* begin DATA PROVIDED *
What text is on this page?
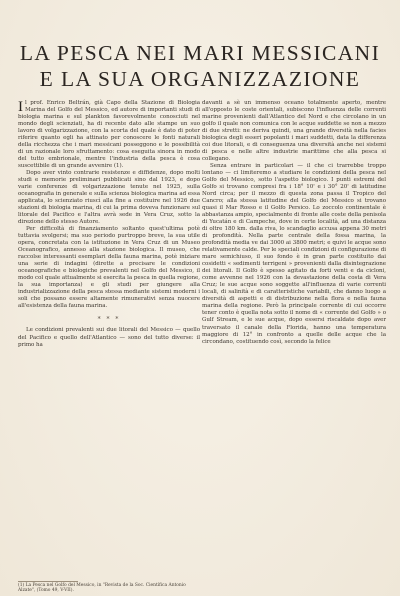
LA PESCA NEI MARI MESSICANI
E LA SUA ORGANIZZAZIONE

Il prof. Enrico Beltrán, già Capo della Stazione di Biologia Marina del Golfo del Messico, ed autore di importanti studi di biologia marina e sul plankton favorevolmente conosciuti nel mondo degli scienziati, ha di recente dato alle stampe un suo lavoro di volgarizzazione, con la scorta del quale è dato di poter riferire quanto egli ha attinato per conoscere le fonti naturali della ricchezza che i mari messicani posseggono e le possibilità di un razionale loro sfruttamento: cosa eseguita sinora in modo del tutto embrionale, mentre l'industria della pesca è cosa suscettibile di un grande avvenire (1).

Dopo aver vinto contrarie resistenze e diffidenze, dopo molti studi e memorie preliminari pubblicati sino dal 1923, e dopo varie conferenze di volgarizzazione tenute nel 1925, sulla oceanografia in generale e sulla scienza biologica marina ad essa applicata, lo scienziato riuscì alla fine a costituire nel 1926 due stazioni di biologia marina, di cui la prima doveva funzionare sul litorale del Pacifico e l'altra avrà sede in Vera Cruz, sotto la direzione dello stesso Autore.

Per difficoltà di finanziamento soltanto quest'ultima potè tuttavia svolgersi; ma suo periodo purtroppo breve, la sua utile opera, concretata con la istituzione in Vera Cruz di un Museo Oceanografico, annesso alla stazione biologica. Il museo, che raccolse interessanti esemplari della fauna marina, potè iniziare una serie di indagini (dirette a precisare le condizioni oceanografiche e biologiche prevalenti nel Golfo del Messico, il modo col quale attualmente si esercita la pesca in quella regione, la sua importanza) e gli studi per giungere alla industrializzazione della pesca stessa mediante sistemi moderni i soli che possano essere altamente rimunerativi senza nuocere all'esistenza della fauna marina.

* * *

Le condizioni prevalenti sui due litorali del Messico — quello del Pacifico e quello dell'Atlantico — sono del tutto diverse: il primo ha

davanti a sè un immenso oceano totalmente aperto, mentre all'opposto le coste orientali, subiscono l'influenza delle correnti marine provenienti dall'Atlantico del Nord e che circolano in un golfo il quale non comunica con le acque suddette se non a mezzo di due stretti: ne deriva quindi, una grande diversità nella facies biologica degli esseri popolanti i mari suddetti, data la differenza coi due litorali, e di conseguenza una diversità anche nei sistemi di pesca e nelle altre industrie marittime che alla pesca si collegano.

Senza entrare in particolari — il che ci trarrebbe troppo lontano — ci limiteremo a studiare le condizioni della pesca nel Golfo del Messico, sotto l'aspetto biologico. I punti estremi del Golfo si trovano compresi fra i 18° 10' e i 30° 20' di latitudine Nord circa; per il mezzo di questa zona passa il Tropico del Cancro; alla stessa latitudine del Golfo del Messico si trovano quasi il Mar Rosso e il Golfo Persico. Lo zoccolo continentale è abbastanza ampio, specialmente di fronte alle coste della penisola di Yucatán e di Campeche, dove in certe località, ad una distanza di oltre 180 km. dalla riva, lo scandaglio accusa appena 30 metri di profondità. Nella parte centrale della fossa marina, la profondità media ve dai 3000 ai 3800 metri; e quivi le acque sono relativamente calde. Per le speciali condizioni di configurazione di mare semichiuso, il suo fondo è in gran parte costituito dai cosidetti « sedimenti terrigeni » provenienti dalla disintegrazione dei litorali. Il Golfo è spesso agitato da forti venti e da cicloni, come avvenne nel 1926 con la devastazione della costa di Vera Cruz; le sue acque sono soggette all'influenza di varie correnti locali, di salinità e di caratteristiche variabili, che danno luogo a diversità di aspetti e di distribuzione nella flora e nella fauna marina della regione. Però la principale corrente di cui occorre tener conto è quella nota sotto il nome di « corrente del Golfo » o Gulf Stream, e le sue acque, dopo essersi riscaldate dopo aver traversato il canale della Florida, hanno una temperatura maggiore di 12° in confronto a quelle delle acque che la circondano, costituendo così, secondo la felice

(1) La Pesca nel Golfo del Messico, in "Revista de la Soc. Científica Antonio Alzate", (Tomo 49, V-VII).
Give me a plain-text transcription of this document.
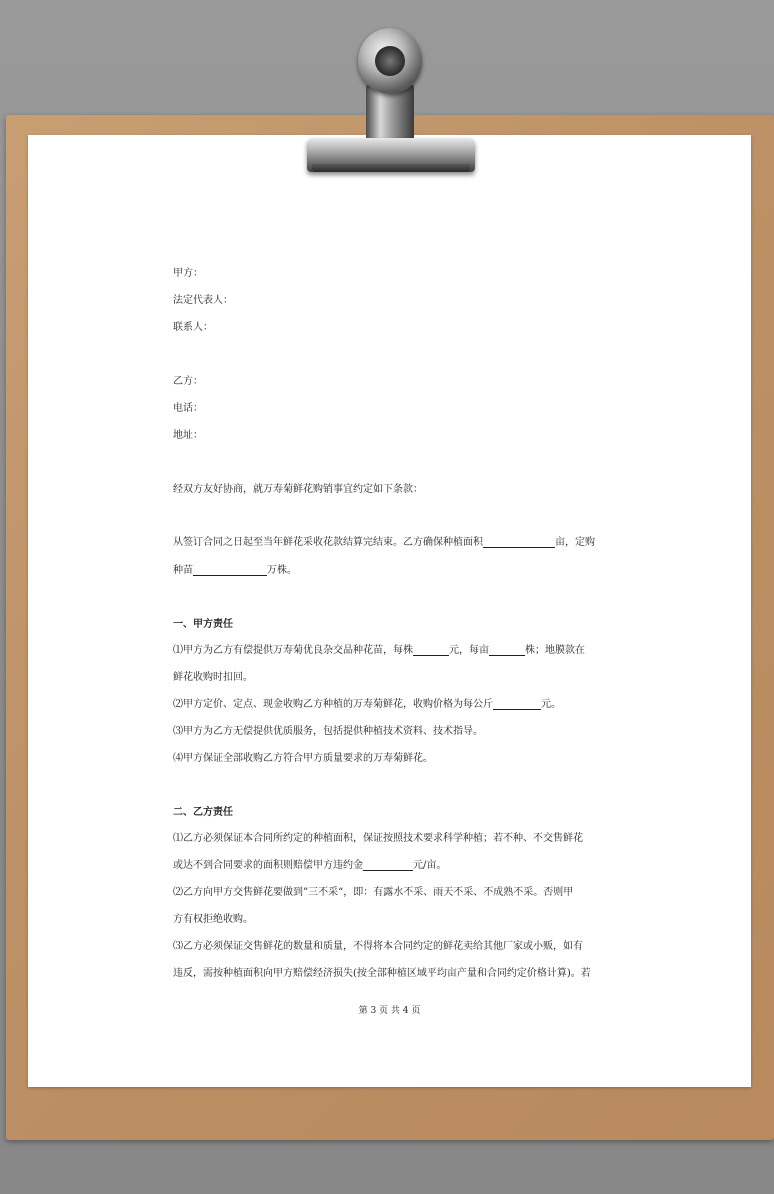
甲方：
法定代表人：
联系人：
乙方：
电话：
地址：
经双方友好协商，就万寿菊鲜花购销事宜约定如下条款：
从签订合同之日起至当年鲜花采收花款结算完结束。乙方确保种植面积	亩，定购
种苗	万株。
一、甲方责任
⑴甲方为乙方有偿提供万寿菊优良杂交品种花苗，每株	元，每亩	株；地膜款在
鲜花收购时扣回。
⑵甲方定价、定点、现金收购乙方种植的万寿菊鲜花，收购价格为每公斤	元。
⑶甲方为乙方无偿提供优质服务，包括提供种植技术资料、技术指导。
⑷甲方保证全部收购乙方符合甲方质量要求的万寿菊鲜花。
二、乙方责任
⑴乙方必须保证本合同所约定的种植面积，保证按照技术要求科学种植；若不种、不交售鲜花
或达不到合同要求的面积则赔偿甲方违约金	元/亩。
⑵乙方向甲方交售鲜花要做到”三不采“，即：有露水不采、雨天不采、不成熟不采。否则甲
方有权拒绝收购。
⑶乙方必须保证交售鲜花的数量和质量，不得将本合同约定的鲜花卖给其他厂家或小贩，如有
违反，需按种植面积向甲方赔偿经济损失(按全部种植区域平均亩产量和合同约定价格计算)。若
第 3 页 共 4 页
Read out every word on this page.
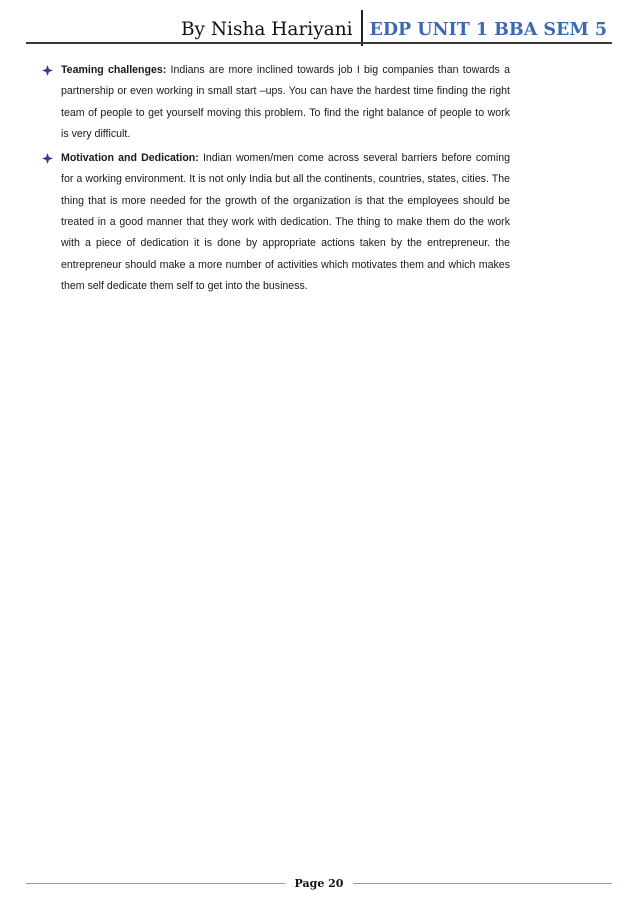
By Nisha Hariyani EDP UNIT 1 BBA SEM 5
Teaming challenges: Indians are more inclined towards job I big companies than towards a partnership or even working in small start –ups. You can have the hardest time finding the right team of people to get yourself moving this problem. To find the right balance of people to work is very difficult.
Motivation and Dedication: Indian women/men come across several barriers before coming for a working environment. It is not only India but all the continents, countries, states, cities. The thing that is more needed for the growth of the organization is that the employees should be treated in a good manner that they work with dedication. The thing to make them do the work with a piece of dedication it is done by appropriate actions taken by the entrepreneur. the entrepreneur should make a more number of activities which motivates them and which makes them self dedicate them self to get into the business.
Page 20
* end DATA PROVIDED *
TASK DETAILS
Every line should be retyped exactly, with the pictures omitted.

TASK OUTPUT
What text is on this page?
LA PESCA NEI MARI MESSICANI
E LA SUA ORGANIZZAZIONE

Il prof. Enrico Beltrán, già Capo della Stazione di Biologia Marina del Golfo del Messico, ed autore di importanti studi di biologia marina e sul plankton favorevolmente conosciuti nel mondo degli scienziati, ha di recente dato alle stampe un suo lavoro di volgarizzazione, con la scorta del quale è dato di poter riferire quanto egli ha attinato per conoscere le fonti naturali della ricchezza che i mari messicani posseggono e le possibilità di un razionale loro sfruttamento: cosa eseguita sinora in modo del tutto embrionale, mentre l'industria della pesca è cosa suscettibile di un grande avvenire (1).

Dopo aver vinto contrarie resistenze e diffidenze, dopo molti studi e memorie preliminari pubblicati sino dal 1923, e dopo varie conferenze di volgarizzazione tenute nel 1925, sulla oceanografia in generale e sulla scienza biologica marina ad essa applicata, lo scienziato riuscì alla fine a costituire nel 1926 due stazioni di biologia marina, di cui la prima doveva funzionare sul litorale del Pacifico e l'altra avrà sede in Vera Cruz, sotto la direzione dello stesso Autore.

Per difficoltà di finanziamento soltanto quest'ultima potè tuttavia svolgersi; ma suo periodo purtroppo breve, la sua utile opera, concretata con la istituzione in Vera Cruz di un Museo Oceanografico, annesso alla stazione biologica. Il museo, che raccolse interessanti esemplari della fauna marina, potè iniziare una serie di indagini (dirette a precisare le condizioni oceanografiche e biologiche prevalenti nel Golfo del Messico, il modo col quale attualmente si esercita la pesca in quella regione, la sua importanza) e gli studi per giungere alla industrializzazione della pesca stessa mediante sistemi moderni i soli che possano essere altamente rimunerativi senza nuocere all'esistenza della fauna marina.

* * *

Le condizioni prevalenti sui due litorali del Messico — quello del Pacifico e quello dell'Atlantico — sono del tutto diverse: il primo ha

davanti a sè un immenso oceano totalmente aperto, mentre all'opposto le coste orientali, subiscono l'influenza delle correnti marine provenienti dall'Atlantico del Nord e che circolano in un golfo il quale non comunica con le acque suddette se non a mezzo di due stretti: ne deriva quindi, una grande diversità nella facies biologica degli esseri popolanti i mari suddetti, data la differenza coi due litorali, e di conseguenza una diversità anche nei sistemi di pesca e nelle altre industrie marittime che alla pesca si collegano.

Senza entrare in particolari — il che ci trarrebbe troppo lontano — ci limiteremo a studiare le condizioni della pesca nel Golfo del Messico, sotto l'aspetto biologico. I punti estremi del Golfo si trovano compresi fra i 18° 10' e i 30° 20' di latitudine Nord circa; per il mezzo di questa zona passa il Tropico del Cancro; alla stessa latitudine del Golfo del Messico si trovano quasi il Mar Rosso e il Golfo Persico. Lo zoccolo continentale è abbastanza ampio, specialmente di fronte alle coste della penisola di Yucatán e di Campeche, dove in certe località, ad una distanza di oltre 180 km. dalla riva, lo scandaglio accusa appena 30 metri di profondità. Nella parte centrale della fossa marina, la profondità media ve dai 3000 ai 3800 metri; e quivi le acque sono relativamente calde. Per le speciali condizioni di configurazione di mare semichiuso, il suo fondo è in gran parte costituito dai cosidetti « sedimenti terrigeni » provenienti dalla disintegrazione dei litorali. Il Golfo è spesso agitato da forti venti e da cicloni, come avvenne nel 1926 con la devastazione della costa di Vera Cruz; le sue acque sono soggette all'influenza di varie correnti locali, di salinità e di caratteristiche variabili, che danno luogo a diversità di aspetti e di distribuzione nella flora e nella fauna marina della regione. Però la principale corrente di cui occorre tener conto è quella nota sotto il nome di « corrente del Golfo » o Gulf Stream, e le sue acque, dopo essersi riscaldate dopo aver traversato il canale della Florida, hanno una temperatura maggiore di 12° in confronto a quelle delle acque che la circondano, costituendo così, secondo la felice

(1) La Pesca nel Golfo del Messico, in "Revista de la Soc. Científica Antonio Alzate", (Tomo 49, V-VII).
Give me a plain-text transcription of this document.
甲方：
法定代表人：
联系人：
乙方：
电话：
地址：
经双方友好协商，就万寿菊鲜花购销事宜约定如下条款：
从签订合同之日起至当年鲜花采收花款结算完结束。乙方确保种植面积	亩，定购
种苗	万株。
一、甲方责任
⑴甲方为乙方有偿提供万寿菊优良杂交品种花苗，每株	元，每亩	株；地膜款在
鲜花收购时扣回。
⑵甲方定价、定点、现金收购乙方种植的万寿菊鲜花，收购价格为每公斤	元。
⑶甲方为乙方无偿提供优质服务，包括提供种植技术资料、技术指导。
⑷甲方保证全部收购乙方符合甲方质量要求的万寿菊鲜花。
二、乙方责任
⑴乙方必须保证本合同所约定的种植面积，保证按照技术要求科学种植；若不种、不交售鲜花
或达不到合同要求的面积则赔偿甲方违约金	元/亩。
⑵乙方向甲方交售鲜花要做到”三不采“，即：有露水不采、雨天不采、不成熟不采。否则甲
方有权拒绝收购。
⑶乙方必须保证交售鲜花的数量和质量，不得将本合同约定的鲜花卖给其他厂家或小贩，如有
违反，需按种植面积向甲方赔偿经济损失(按全部种植区域平均亩产量和合同约定价格计算)。若
第 3 页 共 4 页
Read out every word on this page.
By Nisha Hariyani EDP UNIT 1 BBA SEM 5
Teaming challenges: Indians are more inclined towards job I big companies than towards a partnership or even working in small start –ups. You can have the hardest time finding the right team of people to get yourself moving this problem. To find the right balance of people to work is very difficult.
Motivation and Dedication: Indian women/men come across several barriers before coming for a working environment. It is not only India but all the continents, countries, states, cities. The thing that is more needed for the growth of the organization is that the employees should be treated in a good manner that they work with dedication. The thing to make them do the work with a piece of dedication it is done by appropriate actions taken by the entrepreneur. the entrepreneur should make a more number of activities which motivates them and which makes them self dedicate them self to get into the business.
Page 20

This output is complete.